Records that describe figures:
* Begin *
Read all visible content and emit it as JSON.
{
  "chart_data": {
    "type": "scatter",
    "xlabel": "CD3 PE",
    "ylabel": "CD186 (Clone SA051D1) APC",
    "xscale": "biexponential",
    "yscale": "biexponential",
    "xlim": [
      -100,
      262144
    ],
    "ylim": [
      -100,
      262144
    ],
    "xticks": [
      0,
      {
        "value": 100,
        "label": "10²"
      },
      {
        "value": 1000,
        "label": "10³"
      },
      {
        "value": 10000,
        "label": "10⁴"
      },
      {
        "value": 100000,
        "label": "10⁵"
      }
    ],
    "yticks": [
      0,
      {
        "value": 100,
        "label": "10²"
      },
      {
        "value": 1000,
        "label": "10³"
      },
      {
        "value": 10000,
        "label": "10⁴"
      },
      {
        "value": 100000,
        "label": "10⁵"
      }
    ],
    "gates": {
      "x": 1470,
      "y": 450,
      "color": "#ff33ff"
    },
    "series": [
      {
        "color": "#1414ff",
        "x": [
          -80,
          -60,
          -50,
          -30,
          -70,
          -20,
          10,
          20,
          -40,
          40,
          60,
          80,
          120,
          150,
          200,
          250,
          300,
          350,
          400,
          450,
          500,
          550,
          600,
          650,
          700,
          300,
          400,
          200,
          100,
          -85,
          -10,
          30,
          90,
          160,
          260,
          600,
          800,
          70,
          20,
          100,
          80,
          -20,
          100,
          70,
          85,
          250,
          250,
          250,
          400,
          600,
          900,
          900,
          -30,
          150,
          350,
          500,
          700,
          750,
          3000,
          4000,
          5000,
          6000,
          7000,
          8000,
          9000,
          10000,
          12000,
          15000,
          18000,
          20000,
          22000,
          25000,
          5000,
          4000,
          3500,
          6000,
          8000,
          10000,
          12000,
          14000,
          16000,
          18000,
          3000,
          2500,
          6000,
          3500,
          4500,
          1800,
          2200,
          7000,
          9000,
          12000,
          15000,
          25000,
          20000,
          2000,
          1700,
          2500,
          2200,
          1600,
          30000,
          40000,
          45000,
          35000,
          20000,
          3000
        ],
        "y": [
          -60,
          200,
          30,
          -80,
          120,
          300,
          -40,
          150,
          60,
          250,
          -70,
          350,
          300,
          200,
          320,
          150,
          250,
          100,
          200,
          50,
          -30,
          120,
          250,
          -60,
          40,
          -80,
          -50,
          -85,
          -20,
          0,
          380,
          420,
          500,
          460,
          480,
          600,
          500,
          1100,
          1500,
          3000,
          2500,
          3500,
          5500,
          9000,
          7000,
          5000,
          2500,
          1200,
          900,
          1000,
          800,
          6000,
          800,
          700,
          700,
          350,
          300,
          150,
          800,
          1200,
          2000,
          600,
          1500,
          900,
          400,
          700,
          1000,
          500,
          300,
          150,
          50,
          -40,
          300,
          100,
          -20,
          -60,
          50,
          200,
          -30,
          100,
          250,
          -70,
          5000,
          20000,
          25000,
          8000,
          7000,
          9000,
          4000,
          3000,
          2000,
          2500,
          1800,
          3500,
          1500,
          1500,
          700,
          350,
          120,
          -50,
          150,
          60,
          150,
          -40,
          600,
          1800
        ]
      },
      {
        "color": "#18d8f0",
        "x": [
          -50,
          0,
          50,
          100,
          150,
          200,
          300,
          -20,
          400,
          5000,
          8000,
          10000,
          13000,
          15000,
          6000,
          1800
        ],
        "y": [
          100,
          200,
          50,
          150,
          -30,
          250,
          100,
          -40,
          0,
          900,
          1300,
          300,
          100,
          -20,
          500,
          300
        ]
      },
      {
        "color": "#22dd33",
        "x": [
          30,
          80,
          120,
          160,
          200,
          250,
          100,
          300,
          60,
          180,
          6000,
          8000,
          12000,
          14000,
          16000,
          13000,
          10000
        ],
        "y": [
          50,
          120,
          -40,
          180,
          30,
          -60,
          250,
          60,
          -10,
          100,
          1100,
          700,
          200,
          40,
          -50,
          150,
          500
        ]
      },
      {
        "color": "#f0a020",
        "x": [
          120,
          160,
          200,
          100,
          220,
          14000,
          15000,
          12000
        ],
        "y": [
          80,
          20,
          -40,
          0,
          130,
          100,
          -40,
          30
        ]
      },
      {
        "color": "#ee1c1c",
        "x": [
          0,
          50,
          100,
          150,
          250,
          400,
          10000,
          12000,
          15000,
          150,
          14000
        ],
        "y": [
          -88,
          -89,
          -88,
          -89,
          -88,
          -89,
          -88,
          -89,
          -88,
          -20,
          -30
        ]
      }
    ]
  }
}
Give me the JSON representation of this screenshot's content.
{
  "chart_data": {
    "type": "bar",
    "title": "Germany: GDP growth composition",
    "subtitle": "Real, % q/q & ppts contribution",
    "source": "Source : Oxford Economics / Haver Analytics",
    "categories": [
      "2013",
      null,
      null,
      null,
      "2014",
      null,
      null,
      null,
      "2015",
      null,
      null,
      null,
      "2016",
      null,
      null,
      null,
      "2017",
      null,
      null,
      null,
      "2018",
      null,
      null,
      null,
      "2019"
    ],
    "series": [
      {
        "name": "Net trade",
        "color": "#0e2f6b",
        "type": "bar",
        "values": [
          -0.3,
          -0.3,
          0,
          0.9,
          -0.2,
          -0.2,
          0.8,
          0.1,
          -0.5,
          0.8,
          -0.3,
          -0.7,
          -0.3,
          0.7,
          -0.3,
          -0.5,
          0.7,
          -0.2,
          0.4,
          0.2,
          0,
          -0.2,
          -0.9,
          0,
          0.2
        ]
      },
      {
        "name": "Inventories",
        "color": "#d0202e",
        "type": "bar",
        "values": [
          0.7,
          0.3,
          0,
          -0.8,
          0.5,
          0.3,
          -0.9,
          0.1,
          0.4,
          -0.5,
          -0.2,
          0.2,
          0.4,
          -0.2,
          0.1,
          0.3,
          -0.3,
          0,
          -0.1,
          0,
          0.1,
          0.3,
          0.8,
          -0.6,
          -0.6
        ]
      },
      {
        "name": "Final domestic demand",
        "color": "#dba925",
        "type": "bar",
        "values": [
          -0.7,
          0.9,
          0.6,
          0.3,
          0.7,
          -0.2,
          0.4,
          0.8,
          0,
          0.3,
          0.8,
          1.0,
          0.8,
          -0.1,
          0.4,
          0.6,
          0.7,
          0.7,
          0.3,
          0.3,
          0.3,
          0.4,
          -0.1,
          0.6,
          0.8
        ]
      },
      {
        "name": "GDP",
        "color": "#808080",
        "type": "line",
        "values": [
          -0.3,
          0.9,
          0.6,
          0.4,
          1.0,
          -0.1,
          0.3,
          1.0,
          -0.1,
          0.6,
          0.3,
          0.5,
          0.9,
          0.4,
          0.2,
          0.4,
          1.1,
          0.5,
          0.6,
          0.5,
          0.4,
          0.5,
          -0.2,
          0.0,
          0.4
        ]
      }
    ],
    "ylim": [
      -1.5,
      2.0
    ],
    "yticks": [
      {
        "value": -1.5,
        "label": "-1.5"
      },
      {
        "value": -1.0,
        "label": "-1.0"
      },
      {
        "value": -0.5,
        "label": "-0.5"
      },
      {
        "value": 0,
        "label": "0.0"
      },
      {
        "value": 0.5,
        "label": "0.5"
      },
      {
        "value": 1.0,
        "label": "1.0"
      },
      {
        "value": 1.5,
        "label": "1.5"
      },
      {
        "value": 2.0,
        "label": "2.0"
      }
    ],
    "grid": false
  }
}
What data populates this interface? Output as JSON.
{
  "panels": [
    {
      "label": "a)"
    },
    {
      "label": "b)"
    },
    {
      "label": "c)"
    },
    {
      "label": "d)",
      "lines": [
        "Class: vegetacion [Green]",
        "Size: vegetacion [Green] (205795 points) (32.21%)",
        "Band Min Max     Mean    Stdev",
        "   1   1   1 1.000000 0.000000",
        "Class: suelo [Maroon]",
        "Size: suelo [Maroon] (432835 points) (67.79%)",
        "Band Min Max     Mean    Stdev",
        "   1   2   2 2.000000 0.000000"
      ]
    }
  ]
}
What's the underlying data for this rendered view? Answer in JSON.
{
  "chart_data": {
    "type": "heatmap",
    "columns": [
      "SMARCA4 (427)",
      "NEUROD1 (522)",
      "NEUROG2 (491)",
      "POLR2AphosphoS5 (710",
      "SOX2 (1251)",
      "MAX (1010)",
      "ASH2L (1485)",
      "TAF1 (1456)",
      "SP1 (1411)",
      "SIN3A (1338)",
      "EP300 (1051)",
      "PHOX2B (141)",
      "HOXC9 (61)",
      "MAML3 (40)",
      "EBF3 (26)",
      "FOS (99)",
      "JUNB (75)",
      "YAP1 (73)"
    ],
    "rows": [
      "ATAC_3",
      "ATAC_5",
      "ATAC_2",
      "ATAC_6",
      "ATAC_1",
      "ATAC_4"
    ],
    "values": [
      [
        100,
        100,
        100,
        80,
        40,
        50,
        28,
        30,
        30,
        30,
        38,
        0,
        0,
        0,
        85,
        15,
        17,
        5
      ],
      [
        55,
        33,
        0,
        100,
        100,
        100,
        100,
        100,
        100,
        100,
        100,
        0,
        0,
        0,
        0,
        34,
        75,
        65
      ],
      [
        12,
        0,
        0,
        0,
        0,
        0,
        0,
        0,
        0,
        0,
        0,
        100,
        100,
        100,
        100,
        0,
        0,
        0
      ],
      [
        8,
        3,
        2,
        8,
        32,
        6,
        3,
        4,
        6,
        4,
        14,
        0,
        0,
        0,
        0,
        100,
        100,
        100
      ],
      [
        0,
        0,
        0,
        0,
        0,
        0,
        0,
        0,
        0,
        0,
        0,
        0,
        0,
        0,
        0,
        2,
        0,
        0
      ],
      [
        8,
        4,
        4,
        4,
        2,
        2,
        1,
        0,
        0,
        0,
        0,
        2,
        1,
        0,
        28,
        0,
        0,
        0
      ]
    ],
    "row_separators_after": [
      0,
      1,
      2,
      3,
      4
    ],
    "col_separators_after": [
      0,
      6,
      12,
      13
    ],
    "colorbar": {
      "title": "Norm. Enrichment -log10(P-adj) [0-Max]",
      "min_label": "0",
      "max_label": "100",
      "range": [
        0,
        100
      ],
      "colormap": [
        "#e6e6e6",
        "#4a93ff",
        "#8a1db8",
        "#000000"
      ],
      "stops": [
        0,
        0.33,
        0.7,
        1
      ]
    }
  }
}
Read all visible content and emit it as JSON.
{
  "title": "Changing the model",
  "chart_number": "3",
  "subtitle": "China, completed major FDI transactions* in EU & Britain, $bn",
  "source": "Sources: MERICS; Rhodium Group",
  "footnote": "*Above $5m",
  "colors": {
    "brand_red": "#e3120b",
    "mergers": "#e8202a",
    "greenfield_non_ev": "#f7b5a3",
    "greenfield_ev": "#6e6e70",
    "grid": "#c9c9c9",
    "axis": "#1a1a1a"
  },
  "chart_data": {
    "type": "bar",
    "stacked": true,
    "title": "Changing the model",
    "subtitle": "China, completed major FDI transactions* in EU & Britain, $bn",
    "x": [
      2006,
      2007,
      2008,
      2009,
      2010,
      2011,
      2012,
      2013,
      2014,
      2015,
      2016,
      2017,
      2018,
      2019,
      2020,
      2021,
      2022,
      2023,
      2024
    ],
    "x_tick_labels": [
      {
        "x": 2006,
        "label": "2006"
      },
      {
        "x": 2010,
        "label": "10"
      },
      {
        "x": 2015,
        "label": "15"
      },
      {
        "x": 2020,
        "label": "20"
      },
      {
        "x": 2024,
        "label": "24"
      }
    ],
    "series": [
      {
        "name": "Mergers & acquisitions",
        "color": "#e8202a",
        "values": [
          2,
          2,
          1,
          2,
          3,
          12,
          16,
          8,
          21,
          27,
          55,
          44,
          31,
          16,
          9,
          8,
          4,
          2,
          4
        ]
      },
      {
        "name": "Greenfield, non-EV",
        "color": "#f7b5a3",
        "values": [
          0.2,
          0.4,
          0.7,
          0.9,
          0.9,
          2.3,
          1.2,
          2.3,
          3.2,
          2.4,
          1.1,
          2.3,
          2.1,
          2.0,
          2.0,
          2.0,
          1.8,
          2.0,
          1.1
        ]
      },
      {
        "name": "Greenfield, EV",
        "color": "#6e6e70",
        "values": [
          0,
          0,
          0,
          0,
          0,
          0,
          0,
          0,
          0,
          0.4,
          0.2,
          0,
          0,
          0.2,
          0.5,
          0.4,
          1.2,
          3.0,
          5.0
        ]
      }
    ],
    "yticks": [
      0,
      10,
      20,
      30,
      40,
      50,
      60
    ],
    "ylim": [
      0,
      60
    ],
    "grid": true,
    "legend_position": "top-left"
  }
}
* End *
In the entries above, find every line with the word "JSON" and list it.

Read all visible content and emit it as JSON.
Give me the JSON representation of this screenshot's content.
What data populates this interface? Output as JSON.
What's the underlying data for this rendered view? Answer in JSON.
Read all visible content and emit it as JSON.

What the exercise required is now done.